**Task description:** Read through the records below and copy each line that uses the word "Pointage".

--- Begin Material for this task ---

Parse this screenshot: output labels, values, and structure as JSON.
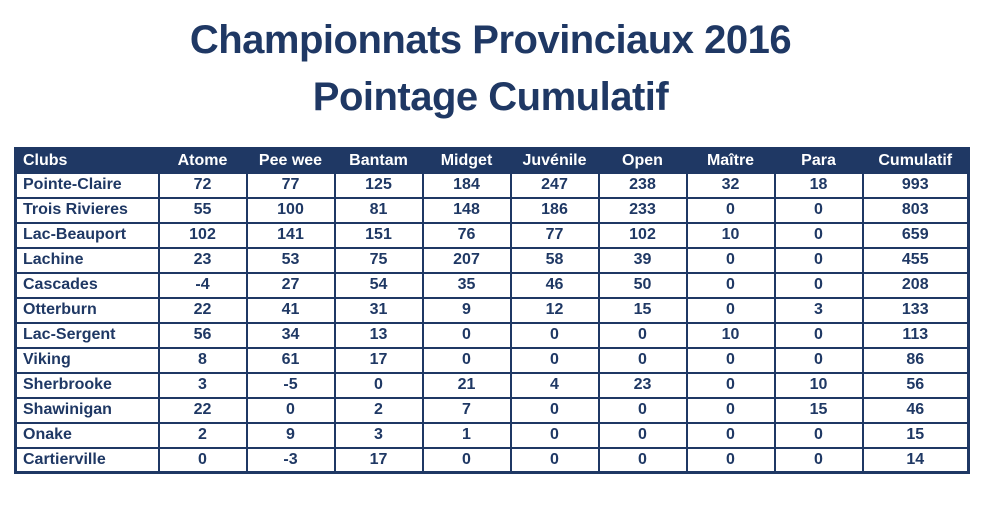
{
  "title": {
    "line1": "Championnats Provinciaux 2016",
    "line2": "Pointage Cumulatif"
  },
  "colors": {
    "navy": "#1F3864",
    "header_text": "#FFFFFF",
    "page_background": "#FFFFFF"
  },
  "chart_data": {
    "type": "table",
    "title": "Championnats Provinciaux 2016 - Pointage Cumulatif",
    "columns": [
      "Clubs",
      "Atome",
      "Pee wee",
      "Bantam",
      "Midget",
      "Juvénile",
      "Open",
      "Maître",
      "Para",
      "Cumulatif"
    ],
    "rows": [
      [
        "Pointe-Claire",
        72,
        77,
        125,
        184,
        247,
        238,
        32,
        18,
        993
      ],
      [
        "Trois Rivieres",
        55,
        100,
        81,
        148,
        186,
        233,
        0,
        0,
        803
      ],
      [
        "Lac-Beauport",
        102,
        141,
        151,
        76,
        77,
        102,
        10,
        0,
        659
      ],
      [
        "Lachine",
        23,
        53,
        75,
        207,
        58,
        39,
        0,
        0,
        455
      ],
      [
        "Cascades",
        -4,
        27,
        54,
        35,
        46,
        50,
        0,
        0,
        208
      ],
      [
        "Otterburn",
        22,
        41,
        31,
        9,
        12,
        15,
        0,
        3,
        133
      ],
      [
        "Lac-Sergent",
        56,
        34,
        13,
        0,
        0,
        0,
        10,
        0,
        113
      ],
      [
        "Viking",
        8,
        61,
        17,
        0,
        0,
        0,
        0,
        0,
        86
      ],
      [
        "Sherbrooke",
        3,
        -5,
        0,
        21,
        4,
        23,
        0,
        10,
        56
      ],
      [
        "Shawinigan",
        22,
        0,
        2,
        7,
        0,
        0,
        0,
        15,
        46
      ],
      [
        "Onake",
        2,
        9,
        3,
        1,
        0,
        0,
        0,
        0,
        15
      ],
      [
        "Cartierville",
        0,
        -3,
        17,
        0,
        0,
        0,
        0,
        0,
        14
      ]
    ]
  }
}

--- End Material for this task ---

**Finished answer:**
    "line2": "Pointage Cumulatif"
    "title": "Championnats Provinciaux 2016 - Pointage Cumulatif",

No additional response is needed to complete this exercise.